▶ [Exercise prompt] For every line in the data below that contains "text", copy the line.

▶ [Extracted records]
......

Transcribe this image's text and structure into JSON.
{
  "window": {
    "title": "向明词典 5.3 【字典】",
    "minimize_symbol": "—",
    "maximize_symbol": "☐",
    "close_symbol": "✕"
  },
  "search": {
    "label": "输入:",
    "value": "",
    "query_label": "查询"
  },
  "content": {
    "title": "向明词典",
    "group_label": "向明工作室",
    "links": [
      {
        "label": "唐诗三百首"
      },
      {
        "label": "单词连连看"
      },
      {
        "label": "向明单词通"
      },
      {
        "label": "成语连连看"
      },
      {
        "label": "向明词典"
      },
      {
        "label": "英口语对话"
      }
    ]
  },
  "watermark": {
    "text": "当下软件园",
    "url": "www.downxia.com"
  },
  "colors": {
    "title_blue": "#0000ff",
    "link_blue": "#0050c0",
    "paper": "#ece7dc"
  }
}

......

▶ [Task output]
Transcribe this image's text and structure into JSON.
    "text": "当下软件园",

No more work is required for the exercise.